==== Input material
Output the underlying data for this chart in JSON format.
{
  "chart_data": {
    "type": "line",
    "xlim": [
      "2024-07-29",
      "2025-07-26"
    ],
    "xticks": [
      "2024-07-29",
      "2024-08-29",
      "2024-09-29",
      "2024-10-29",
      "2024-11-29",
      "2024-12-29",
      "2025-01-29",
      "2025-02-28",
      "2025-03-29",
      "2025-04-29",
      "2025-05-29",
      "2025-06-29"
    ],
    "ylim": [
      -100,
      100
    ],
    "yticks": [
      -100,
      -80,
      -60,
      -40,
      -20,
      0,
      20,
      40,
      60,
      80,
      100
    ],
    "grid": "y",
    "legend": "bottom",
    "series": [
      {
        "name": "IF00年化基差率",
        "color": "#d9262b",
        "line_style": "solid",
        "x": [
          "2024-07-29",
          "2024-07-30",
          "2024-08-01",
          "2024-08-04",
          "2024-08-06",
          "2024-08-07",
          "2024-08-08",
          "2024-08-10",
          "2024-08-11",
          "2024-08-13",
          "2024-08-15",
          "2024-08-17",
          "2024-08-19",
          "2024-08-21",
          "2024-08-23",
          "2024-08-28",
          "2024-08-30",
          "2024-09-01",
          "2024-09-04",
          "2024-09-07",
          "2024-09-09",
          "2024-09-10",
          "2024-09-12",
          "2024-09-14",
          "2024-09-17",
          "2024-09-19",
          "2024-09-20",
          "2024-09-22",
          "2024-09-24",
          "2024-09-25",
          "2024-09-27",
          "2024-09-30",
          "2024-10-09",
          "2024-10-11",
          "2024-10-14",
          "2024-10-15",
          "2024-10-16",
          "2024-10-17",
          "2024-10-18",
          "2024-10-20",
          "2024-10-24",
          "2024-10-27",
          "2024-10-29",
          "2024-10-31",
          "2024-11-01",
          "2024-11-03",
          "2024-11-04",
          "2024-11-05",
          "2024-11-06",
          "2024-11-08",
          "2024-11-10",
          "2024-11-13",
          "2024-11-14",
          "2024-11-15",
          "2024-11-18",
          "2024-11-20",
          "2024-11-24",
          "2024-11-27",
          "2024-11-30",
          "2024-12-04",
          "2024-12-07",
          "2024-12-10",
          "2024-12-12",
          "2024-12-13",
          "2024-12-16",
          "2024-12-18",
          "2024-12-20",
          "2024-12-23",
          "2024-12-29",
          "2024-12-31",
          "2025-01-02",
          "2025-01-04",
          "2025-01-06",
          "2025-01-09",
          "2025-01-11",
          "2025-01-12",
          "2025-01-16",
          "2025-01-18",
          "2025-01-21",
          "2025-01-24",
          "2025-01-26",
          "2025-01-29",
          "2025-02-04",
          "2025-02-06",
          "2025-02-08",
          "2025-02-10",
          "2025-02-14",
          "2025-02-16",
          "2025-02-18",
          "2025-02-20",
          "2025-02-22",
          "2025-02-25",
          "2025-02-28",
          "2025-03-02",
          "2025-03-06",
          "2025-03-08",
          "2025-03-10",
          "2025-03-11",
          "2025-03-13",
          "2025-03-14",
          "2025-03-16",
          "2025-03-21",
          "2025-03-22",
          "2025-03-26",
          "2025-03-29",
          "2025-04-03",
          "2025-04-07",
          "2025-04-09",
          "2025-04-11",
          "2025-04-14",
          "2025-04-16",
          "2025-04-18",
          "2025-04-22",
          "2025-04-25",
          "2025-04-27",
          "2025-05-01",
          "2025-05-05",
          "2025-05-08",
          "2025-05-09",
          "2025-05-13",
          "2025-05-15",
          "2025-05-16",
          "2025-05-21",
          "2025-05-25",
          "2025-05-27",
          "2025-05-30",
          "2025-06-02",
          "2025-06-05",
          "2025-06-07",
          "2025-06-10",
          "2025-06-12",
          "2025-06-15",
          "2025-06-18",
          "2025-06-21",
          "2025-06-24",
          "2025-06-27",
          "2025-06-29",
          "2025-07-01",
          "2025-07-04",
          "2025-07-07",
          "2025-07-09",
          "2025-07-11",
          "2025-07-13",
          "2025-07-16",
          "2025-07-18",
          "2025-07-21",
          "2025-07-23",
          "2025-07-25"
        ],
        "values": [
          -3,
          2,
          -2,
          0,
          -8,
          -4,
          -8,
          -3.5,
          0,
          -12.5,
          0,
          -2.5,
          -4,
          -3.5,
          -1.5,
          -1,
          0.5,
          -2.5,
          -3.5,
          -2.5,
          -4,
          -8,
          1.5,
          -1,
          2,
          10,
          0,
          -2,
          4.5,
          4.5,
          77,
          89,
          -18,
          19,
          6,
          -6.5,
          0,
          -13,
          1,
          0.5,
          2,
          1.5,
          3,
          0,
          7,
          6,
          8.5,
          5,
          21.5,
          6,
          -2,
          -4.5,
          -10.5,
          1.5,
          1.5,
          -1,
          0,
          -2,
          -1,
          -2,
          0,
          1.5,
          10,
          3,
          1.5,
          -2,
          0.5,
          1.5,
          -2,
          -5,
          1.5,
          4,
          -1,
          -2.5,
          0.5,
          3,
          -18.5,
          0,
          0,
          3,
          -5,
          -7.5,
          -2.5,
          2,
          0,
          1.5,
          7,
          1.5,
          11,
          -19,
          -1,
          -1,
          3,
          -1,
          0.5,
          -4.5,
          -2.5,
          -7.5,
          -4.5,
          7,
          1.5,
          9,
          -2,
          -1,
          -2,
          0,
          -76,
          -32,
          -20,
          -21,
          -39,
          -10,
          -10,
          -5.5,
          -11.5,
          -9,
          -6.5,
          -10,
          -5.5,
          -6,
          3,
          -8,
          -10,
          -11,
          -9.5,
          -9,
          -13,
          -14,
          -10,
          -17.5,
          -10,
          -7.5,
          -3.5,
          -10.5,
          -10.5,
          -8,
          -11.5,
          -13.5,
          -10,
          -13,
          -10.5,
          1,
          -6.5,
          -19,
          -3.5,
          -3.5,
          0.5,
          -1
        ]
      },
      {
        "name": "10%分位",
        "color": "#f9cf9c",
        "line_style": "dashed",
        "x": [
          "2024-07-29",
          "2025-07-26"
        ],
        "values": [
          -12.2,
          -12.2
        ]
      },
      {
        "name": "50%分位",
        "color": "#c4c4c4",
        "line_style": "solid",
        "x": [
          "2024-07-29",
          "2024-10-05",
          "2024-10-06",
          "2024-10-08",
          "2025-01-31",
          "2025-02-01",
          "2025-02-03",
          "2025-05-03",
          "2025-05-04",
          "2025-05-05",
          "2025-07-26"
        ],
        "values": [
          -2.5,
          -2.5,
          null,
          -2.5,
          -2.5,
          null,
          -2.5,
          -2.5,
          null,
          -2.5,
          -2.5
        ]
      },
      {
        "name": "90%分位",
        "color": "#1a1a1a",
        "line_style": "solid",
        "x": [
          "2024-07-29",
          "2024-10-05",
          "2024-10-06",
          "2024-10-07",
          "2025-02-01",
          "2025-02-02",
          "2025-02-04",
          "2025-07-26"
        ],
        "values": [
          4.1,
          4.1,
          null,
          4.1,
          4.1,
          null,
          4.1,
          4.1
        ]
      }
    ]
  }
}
========
**Written task**: Looking at the data above, show all lines where the word "name" occurs.

**Written response**:
        "name": "IF00年化基差率",
        "name": "10%分位",
        "name": "50%分位",
        "name": "90%分位",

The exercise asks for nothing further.